Dataset rows
········
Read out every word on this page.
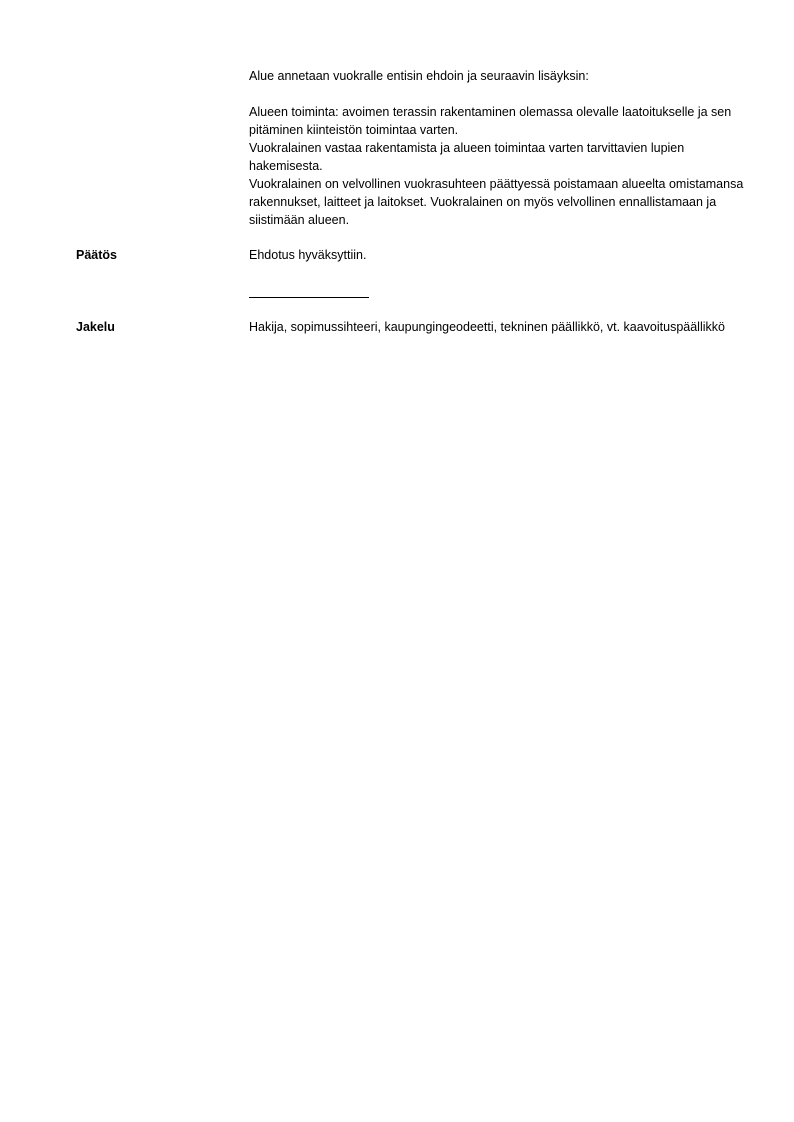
Alue annetaan vuokralle entisin ehdoin ja seuraavin lisäyksin:

Alueen toiminta: avoimen terassin rakentaminen olemassa olevalle laatoitukselle ja sen pitäminen kiinteistön toimintaa varten.

Vuokralainen vastaa rakentamista ja alueen toimintaa varten tarvittavien lupien hakemisesta.

Vuokralainen on velvollinen vuokrasuhteen päättyessä poistamaan alueelta omistamansa rakennukset, laitteet ja laitokset. Vuokralainen on myös velvollinen ennallistamaan ja siistimään alueen.

Päätös	Ehdotus hyväksyttiin.
Jakelu	Hakija, sopimussihteeri, kaupungingeodeetti, tekninen päällikkö, vt. kaavoituspäällikkö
········
• _What you need to do_
Look above for lines with the word "varten" and copy them all.

• _Exercise solution_
Alueen toiminta: avoimen terassin rakentaminen olemassa olevalle laatoitukselle ja sen pitäminen kiinteistön toimintaa varten.
Vuokralainen vastaa rakentamista ja alueen toimintaa varten tarvittavien lupien hakemisesta.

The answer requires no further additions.